>> Begin Material provided
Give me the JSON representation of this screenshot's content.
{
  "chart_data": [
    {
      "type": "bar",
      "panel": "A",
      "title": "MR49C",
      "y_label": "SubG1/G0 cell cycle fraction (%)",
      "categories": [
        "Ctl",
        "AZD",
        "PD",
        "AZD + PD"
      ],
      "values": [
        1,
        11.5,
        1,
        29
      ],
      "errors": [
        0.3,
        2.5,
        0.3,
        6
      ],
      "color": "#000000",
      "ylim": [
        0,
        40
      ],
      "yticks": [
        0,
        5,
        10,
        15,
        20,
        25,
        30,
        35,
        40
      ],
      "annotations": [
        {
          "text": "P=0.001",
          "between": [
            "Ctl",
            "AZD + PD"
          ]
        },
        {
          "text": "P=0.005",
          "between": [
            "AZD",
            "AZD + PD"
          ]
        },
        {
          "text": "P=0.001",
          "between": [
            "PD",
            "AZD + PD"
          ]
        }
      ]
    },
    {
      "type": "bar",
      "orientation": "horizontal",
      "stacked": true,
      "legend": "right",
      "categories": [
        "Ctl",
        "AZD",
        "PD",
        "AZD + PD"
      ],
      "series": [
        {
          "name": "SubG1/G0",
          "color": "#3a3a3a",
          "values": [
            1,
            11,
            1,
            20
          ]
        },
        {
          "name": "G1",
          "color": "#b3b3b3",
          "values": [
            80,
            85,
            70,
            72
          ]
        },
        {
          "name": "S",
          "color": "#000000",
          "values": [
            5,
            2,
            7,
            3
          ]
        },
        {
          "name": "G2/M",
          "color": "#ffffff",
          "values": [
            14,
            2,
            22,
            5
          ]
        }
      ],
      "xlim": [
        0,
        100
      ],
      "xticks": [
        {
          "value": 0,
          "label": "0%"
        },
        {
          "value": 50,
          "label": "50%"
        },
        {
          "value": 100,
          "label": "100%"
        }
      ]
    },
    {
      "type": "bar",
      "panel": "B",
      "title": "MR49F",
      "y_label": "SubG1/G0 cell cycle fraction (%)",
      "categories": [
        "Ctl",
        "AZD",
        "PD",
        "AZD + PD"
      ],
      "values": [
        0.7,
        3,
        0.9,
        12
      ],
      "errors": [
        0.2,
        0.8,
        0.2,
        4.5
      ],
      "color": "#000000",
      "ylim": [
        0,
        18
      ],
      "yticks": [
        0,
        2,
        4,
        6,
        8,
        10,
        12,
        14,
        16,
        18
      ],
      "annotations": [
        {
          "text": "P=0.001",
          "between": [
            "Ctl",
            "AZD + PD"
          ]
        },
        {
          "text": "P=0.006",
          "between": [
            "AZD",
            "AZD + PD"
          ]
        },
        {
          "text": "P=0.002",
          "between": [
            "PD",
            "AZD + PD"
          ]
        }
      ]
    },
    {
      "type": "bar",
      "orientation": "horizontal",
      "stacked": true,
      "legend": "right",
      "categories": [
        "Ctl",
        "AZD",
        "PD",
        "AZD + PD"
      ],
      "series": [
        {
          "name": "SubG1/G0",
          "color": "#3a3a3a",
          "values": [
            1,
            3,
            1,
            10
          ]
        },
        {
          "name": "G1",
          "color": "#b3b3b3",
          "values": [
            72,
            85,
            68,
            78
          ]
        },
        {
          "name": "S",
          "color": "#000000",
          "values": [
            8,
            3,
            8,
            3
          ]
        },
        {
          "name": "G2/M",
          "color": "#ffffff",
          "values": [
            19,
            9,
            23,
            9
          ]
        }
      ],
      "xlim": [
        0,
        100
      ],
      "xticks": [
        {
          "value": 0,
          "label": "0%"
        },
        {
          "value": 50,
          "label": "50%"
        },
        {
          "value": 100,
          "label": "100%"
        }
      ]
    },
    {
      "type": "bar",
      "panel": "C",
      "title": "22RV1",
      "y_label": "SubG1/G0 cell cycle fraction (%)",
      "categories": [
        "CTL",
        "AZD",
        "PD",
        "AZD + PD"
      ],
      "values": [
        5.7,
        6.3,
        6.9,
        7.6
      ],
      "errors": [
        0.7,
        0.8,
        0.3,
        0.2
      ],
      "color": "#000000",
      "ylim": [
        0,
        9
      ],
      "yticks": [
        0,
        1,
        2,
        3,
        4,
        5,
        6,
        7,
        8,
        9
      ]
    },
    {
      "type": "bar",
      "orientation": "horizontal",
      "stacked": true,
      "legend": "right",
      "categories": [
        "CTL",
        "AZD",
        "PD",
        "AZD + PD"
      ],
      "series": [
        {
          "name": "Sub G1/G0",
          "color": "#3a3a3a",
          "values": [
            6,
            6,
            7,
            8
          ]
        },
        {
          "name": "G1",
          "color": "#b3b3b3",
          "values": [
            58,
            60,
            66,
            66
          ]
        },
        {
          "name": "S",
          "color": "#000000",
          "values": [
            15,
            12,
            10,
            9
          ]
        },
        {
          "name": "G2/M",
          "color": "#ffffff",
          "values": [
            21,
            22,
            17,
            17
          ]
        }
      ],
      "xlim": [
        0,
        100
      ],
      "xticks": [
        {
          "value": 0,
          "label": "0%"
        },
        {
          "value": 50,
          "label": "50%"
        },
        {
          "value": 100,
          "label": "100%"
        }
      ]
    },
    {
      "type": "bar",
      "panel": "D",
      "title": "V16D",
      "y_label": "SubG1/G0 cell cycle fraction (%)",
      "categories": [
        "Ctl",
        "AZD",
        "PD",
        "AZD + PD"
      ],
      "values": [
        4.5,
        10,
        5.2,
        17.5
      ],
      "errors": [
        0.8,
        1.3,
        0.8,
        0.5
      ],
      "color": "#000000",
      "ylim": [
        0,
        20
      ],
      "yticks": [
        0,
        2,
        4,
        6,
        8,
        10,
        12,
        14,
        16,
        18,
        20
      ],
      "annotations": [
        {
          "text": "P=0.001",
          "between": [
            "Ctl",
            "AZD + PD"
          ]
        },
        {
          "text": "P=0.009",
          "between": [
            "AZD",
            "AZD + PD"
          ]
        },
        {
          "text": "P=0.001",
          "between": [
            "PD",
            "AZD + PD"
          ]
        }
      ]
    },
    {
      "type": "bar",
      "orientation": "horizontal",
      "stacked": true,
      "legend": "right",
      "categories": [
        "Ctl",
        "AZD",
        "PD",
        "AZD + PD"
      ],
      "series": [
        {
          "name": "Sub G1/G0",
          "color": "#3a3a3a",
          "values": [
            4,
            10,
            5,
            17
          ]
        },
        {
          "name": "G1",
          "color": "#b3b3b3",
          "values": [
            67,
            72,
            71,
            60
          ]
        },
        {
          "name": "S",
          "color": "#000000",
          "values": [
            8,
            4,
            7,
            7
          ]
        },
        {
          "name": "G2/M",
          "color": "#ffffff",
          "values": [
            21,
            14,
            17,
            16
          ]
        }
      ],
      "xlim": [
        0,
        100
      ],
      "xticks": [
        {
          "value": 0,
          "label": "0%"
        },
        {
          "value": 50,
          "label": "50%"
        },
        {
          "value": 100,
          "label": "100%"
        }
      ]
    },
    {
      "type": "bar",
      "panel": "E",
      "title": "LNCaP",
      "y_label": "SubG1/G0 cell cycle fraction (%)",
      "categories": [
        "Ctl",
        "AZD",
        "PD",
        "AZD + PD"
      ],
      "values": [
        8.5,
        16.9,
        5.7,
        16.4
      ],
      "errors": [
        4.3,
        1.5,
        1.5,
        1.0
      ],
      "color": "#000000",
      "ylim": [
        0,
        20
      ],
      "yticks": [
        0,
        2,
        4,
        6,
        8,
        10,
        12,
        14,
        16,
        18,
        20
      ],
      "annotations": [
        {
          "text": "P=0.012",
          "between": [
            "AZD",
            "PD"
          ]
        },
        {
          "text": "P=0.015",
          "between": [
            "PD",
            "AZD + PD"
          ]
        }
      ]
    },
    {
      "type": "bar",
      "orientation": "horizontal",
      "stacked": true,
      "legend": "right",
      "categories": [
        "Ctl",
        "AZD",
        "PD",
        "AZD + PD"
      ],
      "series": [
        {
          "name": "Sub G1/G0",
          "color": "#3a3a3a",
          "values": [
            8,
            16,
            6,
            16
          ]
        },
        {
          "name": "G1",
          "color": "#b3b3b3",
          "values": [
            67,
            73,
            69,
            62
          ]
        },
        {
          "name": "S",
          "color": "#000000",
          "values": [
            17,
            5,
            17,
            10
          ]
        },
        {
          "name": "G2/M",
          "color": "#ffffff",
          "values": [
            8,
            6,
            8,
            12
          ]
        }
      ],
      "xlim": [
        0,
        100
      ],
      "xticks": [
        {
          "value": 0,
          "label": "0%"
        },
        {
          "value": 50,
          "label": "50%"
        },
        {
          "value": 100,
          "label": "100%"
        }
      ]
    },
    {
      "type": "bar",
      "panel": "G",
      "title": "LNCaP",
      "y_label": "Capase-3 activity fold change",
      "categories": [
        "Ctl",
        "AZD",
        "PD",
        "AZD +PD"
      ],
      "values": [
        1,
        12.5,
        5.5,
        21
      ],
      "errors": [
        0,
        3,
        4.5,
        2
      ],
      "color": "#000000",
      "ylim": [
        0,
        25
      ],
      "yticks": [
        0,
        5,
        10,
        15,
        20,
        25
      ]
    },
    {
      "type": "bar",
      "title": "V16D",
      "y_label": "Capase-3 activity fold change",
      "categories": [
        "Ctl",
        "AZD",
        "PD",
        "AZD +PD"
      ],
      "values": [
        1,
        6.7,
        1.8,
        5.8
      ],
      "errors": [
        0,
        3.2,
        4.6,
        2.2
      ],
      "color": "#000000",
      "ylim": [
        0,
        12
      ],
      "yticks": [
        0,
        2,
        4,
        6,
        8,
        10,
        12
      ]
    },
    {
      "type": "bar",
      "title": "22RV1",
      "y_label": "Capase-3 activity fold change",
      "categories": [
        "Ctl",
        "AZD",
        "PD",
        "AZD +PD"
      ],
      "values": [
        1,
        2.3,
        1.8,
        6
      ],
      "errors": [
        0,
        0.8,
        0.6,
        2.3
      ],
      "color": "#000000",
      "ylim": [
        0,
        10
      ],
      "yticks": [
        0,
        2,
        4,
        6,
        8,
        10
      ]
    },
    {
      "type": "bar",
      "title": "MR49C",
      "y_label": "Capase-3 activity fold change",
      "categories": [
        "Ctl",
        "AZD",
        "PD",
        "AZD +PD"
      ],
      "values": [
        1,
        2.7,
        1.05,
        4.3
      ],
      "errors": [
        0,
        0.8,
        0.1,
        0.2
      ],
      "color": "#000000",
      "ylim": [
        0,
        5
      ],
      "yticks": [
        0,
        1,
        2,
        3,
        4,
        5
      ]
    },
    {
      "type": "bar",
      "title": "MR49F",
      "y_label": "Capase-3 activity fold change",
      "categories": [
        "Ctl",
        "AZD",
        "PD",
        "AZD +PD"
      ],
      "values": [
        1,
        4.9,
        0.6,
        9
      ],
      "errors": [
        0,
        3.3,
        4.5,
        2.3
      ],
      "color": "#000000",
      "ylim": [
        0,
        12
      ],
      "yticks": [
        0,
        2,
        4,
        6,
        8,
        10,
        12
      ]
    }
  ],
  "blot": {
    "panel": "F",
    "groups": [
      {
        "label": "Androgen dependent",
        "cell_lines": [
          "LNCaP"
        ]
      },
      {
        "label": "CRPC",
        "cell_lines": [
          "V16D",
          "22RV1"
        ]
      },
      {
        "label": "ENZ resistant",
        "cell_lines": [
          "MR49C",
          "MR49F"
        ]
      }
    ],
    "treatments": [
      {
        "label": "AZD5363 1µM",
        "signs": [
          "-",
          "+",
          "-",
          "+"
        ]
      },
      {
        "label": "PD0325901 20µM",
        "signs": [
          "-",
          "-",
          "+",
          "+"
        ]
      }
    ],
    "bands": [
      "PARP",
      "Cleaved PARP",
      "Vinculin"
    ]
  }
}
>> End Material provided
>> Begin Material provided
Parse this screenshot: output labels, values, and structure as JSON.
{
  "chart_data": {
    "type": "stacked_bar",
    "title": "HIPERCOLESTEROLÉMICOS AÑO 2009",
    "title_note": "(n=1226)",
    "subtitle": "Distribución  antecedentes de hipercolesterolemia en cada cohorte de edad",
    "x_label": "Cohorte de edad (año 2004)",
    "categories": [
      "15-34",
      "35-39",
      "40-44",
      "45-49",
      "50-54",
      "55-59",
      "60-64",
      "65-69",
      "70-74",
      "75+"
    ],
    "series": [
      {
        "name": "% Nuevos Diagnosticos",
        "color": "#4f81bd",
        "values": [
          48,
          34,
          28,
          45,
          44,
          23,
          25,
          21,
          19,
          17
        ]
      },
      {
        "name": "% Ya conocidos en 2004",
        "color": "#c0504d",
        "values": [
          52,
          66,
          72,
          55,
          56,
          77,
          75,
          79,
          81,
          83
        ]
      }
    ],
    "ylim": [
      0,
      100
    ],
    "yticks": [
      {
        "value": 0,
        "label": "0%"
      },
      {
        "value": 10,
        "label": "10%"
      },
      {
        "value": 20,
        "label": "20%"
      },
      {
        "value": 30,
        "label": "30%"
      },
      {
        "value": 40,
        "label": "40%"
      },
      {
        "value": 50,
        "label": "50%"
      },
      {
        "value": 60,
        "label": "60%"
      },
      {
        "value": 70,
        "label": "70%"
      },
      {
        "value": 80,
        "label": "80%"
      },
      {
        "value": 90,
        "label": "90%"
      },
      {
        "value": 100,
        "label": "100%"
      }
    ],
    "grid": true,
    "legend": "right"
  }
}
>> End Material provided
**Prompt**
Return all lines containing "JSON".

**The solution**
Give me the JSON representation of this screenshot's content.
Parse this screenshot: output labels, values, and structure as JSON.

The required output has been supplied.